> Task:
What follows is a listing. Return every line of it exactly.

— Start of Excerpted data —

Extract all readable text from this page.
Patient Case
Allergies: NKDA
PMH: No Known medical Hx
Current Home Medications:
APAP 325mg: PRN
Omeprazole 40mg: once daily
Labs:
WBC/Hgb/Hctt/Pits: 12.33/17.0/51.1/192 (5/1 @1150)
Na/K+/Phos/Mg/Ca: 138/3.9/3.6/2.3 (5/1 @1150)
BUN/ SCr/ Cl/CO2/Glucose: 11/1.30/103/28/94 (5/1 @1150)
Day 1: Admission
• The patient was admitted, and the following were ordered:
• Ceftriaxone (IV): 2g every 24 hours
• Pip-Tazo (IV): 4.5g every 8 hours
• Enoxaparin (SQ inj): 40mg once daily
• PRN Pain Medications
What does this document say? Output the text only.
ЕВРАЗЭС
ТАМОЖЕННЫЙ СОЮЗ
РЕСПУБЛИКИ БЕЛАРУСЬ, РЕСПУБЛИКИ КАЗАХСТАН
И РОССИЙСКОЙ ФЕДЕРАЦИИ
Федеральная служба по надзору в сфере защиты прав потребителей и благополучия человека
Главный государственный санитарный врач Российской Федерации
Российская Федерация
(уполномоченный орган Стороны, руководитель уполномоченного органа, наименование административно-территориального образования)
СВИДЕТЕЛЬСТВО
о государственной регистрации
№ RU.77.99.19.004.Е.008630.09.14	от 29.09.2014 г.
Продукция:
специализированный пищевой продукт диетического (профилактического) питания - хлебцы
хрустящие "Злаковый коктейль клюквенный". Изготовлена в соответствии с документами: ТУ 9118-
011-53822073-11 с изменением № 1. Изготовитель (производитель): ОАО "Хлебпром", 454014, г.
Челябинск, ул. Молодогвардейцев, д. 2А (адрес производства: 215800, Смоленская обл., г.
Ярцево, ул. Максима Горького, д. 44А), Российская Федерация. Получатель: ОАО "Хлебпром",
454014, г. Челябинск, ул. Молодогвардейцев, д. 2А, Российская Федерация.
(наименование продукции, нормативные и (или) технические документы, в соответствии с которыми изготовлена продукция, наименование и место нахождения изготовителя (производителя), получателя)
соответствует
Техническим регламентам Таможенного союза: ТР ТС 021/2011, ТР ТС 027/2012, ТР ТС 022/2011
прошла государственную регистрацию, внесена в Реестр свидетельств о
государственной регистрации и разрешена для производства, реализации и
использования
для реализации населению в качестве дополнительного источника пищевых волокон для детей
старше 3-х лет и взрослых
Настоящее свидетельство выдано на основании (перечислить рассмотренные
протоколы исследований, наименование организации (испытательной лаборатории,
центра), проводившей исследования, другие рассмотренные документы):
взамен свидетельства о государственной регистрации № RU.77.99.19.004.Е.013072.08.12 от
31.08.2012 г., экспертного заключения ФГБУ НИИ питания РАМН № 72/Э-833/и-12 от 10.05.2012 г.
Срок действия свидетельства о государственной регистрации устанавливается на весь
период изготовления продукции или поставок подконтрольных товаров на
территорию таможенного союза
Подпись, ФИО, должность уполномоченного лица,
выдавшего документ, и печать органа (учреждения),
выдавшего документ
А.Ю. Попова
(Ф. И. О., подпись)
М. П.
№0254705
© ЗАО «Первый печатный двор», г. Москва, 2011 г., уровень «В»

— End of Excerpted data —

> Output:
Extract all readable text from this page.
Patient Case
Allergies: NKDA
PMH: No Known medical Hx
Current Home Medications:
APAP 325mg: PRN
Omeprazole 40mg: once daily
Labs:
WBC/Hgb/Hctt/Pits: 12.33/17.0/51.1/192 (5/1 @1150)
Na/K+/Phos/Mg/Ca: 138/3.9/3.6/2.3 (5/1 @1150)
BUN/ SCr/ Cl/CO2/Glucose: 11/1.30/103/28/94 (5/1 @1150)
Day 1: Admission
• The patient was admitted, and the following were ordered:
• Ceftriaxone (IV): 2g every 24 hours
• Pip-Tazo (IV): 4.5g every 8 hours
• Enoxaparin (SQ inj): 40mg once daily
• PRN Pain Medications
What does this document say? Output the text only.
ЕВРАЗЭС
ТАМОЖЕННЫЙ СОЮЗ
РЕСПУБЛИКИ БЕЛАРУСЬ, РЕСПУБЛИКИ КАЗАХСТАН
И РОССИЙСКОЙ ФЕДЕРАЦИИ
Федеральная служба по надзору в сфере защиты прав потребителей и благополучия человека
Главный государственный санитарный врач Российской Федерации
Российская Федерация
(уполномоченный орган Стороны, руководитель уполномоченного органа, наименование административно-территориального образования)
СВИДЕТЕЛЬСТВО
о государственной регистрации
№ RU.77.99.19.004.Е.008630.09.14	от 29.09.2014 г.
Продукция:
специализированный пищевой продукт диетического (профилактического) питания - хлебцы
хрустящие "Злаковый коктейль клюквенный". Изготовлена в соответствии с документами: ТУ 9118-
011-53822073-11 с изменением № 1. Изготовитель (производитель): ОАО "Хлебпром", 454014, г.
Челябинск, ул. Молодогвардейцев, д. 2А (адрес производства: 215800, Смоленская обл., г.
Ярцево, ул. Максима Горького, д. 44А), Российская Федерация. Получатель: ОАО "Хлебпром",
454014, г. Челябинск, ул. Молодогвардейцев, д. 2А, Российская Федерация.
(наименование продукции, нормативные и (или) технические документы, в соответствии с которыми изготовлена продукция, наименование и место нахождения изготовителя (производителя), получателя)
соответствует
Техническим регламентам Таможенного союза: ТР ТС 021/2011, ТР ТС 027/2012, ТР ТС 022/2011
прошла государственную регистрацию, внесена в Реестр свидетельств о
государственной регистрации и разрешена для производства, реализации и
использования
для реализации населению в качестве дополнительного источника пищевых волокон для детей
старше 3-х лет и взрослых
Настоящее свидетельство выдано на основании (перечислить рассмотренные
протоколы исследований, наименование организации (испытательной лаборатории,
центра), проводившей исследования, другие рассмотренные документы):
взамен свидетельства о государственной регистрации № RU.77.99.19.004.Е.013072.08.12 от
31.08.2012 г., экспертного заключения ФГБУ НИИ питания РАМН № 72/Э-833/и-12 от 10.05.2012 г.
Срок действия свидетельства о государственной регистрации устанавливается на весь
период изготовления продукции или поставок подконтрольных товаров на
территорию таможенного союза
Подпись, ФИО, должность уполномоченного лица,
выдавшего документ, и печать органа (учреждения),
выдавшего документ
А.Ю. Попова
(Ф. И. О., подпись)
М. П.
№0254705
© ЗАО «Первый печатный двор», г. Москва, 2011 г., уровень «В»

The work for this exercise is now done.